▶ [WHAT IS BEING ASKED]:
Extract every line from the records below that contains the word "Алтайском".

▶ [INFORMATION PROVIDED]:
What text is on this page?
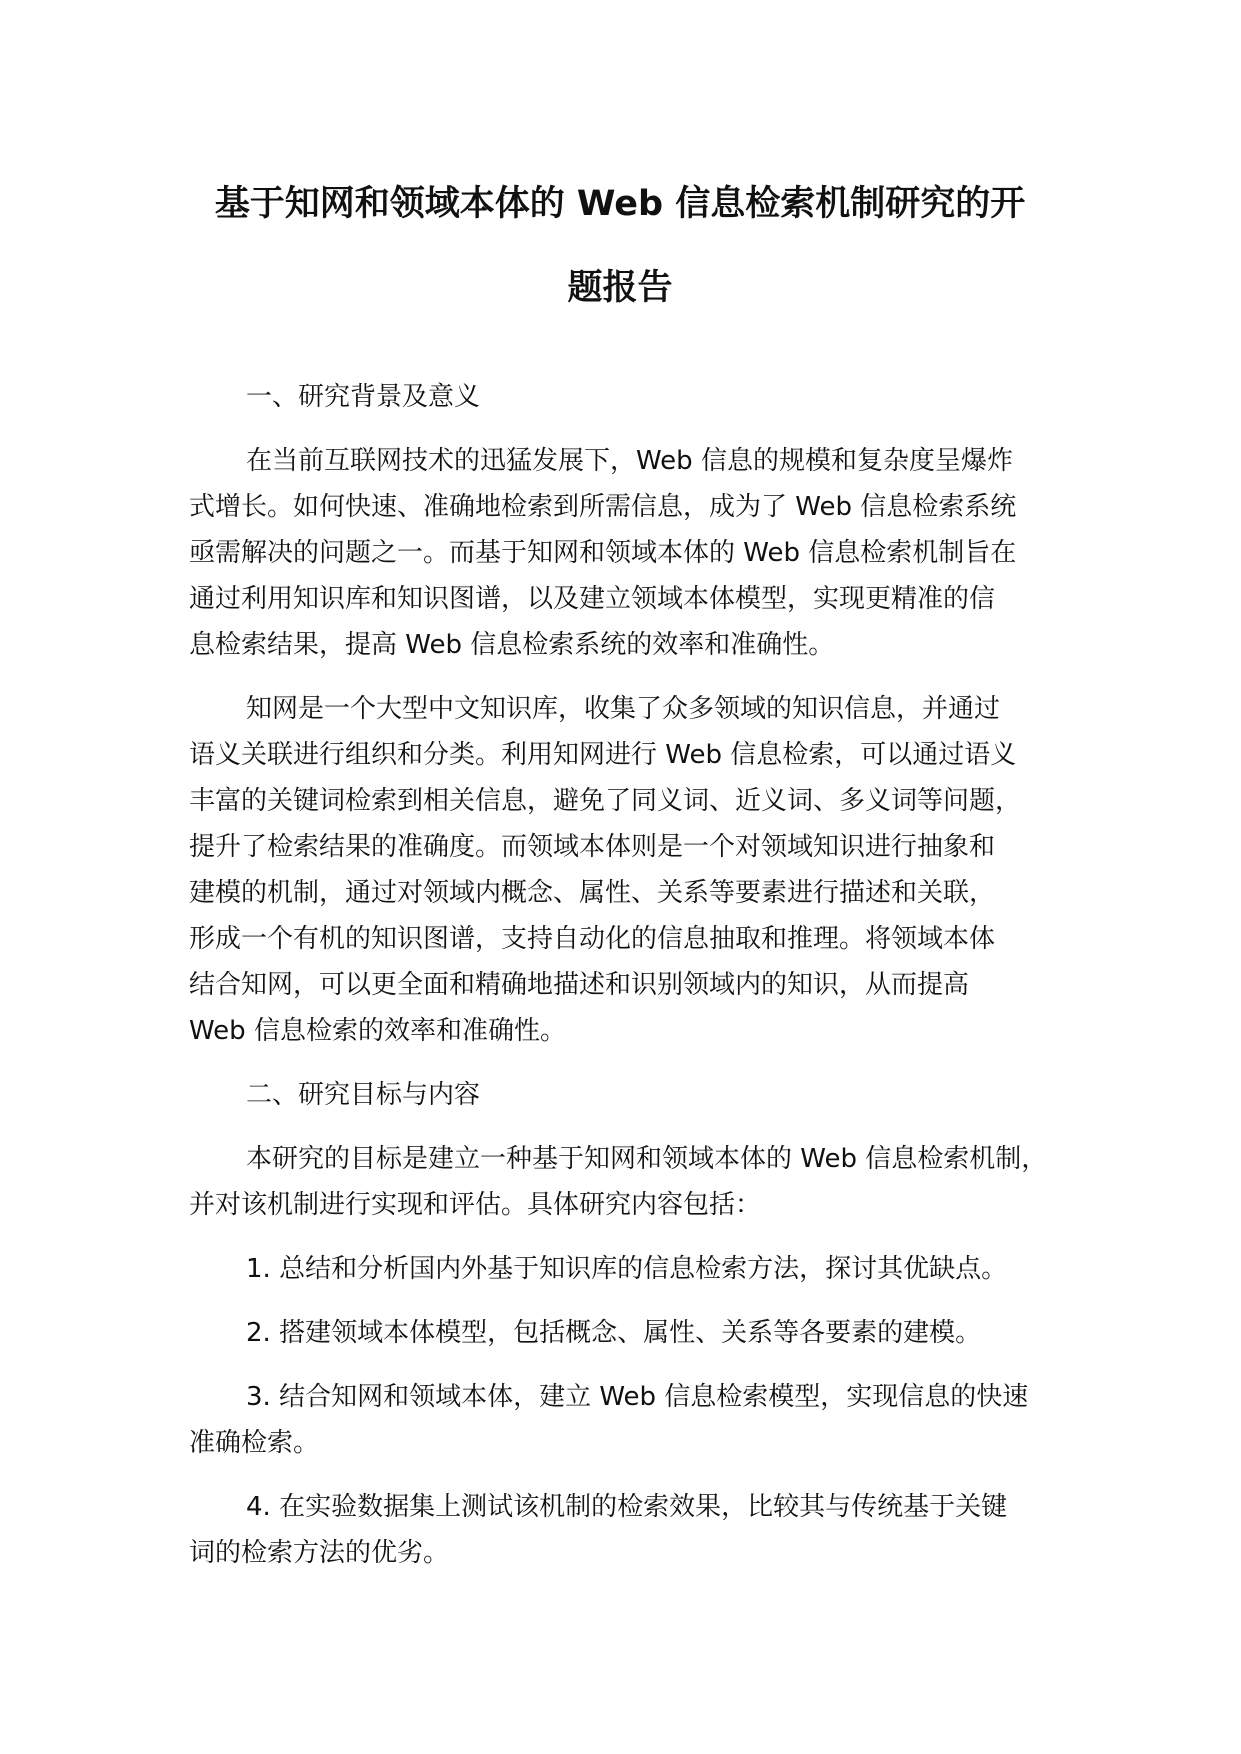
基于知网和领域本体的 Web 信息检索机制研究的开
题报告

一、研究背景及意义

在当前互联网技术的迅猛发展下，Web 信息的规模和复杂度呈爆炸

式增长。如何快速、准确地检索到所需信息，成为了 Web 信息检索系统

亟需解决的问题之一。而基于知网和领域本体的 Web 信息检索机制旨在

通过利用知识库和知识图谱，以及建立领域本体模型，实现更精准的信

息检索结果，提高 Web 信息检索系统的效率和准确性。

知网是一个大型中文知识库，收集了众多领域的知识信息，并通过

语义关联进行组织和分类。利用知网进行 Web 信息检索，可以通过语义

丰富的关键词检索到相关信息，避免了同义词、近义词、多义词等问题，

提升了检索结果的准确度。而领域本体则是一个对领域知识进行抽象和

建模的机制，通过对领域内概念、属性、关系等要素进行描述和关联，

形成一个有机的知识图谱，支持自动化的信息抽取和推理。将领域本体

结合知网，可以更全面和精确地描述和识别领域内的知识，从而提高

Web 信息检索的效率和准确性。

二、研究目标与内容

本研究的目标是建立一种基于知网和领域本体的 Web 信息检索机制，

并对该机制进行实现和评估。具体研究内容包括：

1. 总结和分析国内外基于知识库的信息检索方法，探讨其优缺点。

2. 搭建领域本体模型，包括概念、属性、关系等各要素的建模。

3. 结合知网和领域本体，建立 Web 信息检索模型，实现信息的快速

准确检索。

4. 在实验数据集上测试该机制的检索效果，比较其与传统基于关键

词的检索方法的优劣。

* * *

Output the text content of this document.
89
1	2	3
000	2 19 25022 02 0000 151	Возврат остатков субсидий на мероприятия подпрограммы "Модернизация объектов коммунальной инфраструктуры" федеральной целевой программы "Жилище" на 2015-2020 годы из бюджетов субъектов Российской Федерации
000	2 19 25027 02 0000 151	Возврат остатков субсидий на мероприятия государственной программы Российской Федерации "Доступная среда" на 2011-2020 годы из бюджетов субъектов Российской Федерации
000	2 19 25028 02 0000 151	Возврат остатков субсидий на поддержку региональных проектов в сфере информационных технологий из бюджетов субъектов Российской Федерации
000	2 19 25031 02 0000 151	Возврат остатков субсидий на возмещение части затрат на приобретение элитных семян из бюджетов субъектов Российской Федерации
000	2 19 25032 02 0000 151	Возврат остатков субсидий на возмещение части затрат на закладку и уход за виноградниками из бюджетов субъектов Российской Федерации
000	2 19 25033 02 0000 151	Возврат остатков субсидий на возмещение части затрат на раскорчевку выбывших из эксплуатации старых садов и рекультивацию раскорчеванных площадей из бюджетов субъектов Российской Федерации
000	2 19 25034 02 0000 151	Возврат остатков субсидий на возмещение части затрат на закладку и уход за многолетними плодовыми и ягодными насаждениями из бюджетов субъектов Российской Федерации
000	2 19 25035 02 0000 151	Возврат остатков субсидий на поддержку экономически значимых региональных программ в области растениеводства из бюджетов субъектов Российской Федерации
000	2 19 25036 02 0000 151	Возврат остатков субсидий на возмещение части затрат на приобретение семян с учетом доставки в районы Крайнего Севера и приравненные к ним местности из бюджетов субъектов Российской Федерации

* * *

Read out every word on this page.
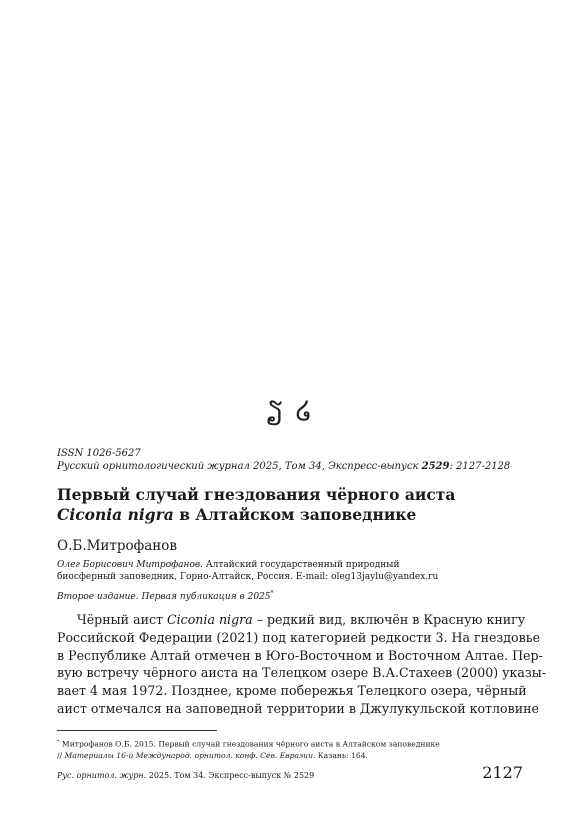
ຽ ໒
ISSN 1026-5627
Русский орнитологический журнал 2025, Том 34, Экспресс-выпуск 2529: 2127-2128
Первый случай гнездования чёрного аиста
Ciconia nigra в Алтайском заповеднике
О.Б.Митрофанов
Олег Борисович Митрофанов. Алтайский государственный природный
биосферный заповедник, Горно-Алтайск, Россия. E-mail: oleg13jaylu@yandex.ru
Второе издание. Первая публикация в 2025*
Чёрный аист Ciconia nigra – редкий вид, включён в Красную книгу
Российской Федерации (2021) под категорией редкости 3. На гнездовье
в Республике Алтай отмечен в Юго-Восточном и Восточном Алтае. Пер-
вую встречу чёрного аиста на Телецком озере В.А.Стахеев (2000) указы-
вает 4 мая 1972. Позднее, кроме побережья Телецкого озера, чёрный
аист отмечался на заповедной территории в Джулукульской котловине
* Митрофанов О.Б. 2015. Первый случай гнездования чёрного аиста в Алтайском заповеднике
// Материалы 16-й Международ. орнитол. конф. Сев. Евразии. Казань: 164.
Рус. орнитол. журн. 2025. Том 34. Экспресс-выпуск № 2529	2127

▶ [ANSWER BELOW]:
Ciconia nigra в Алтайском заповеднике
* Митрофанов О.Б. 2015. Первый случай гнездования чёрного аиста в Алтайском заповеднике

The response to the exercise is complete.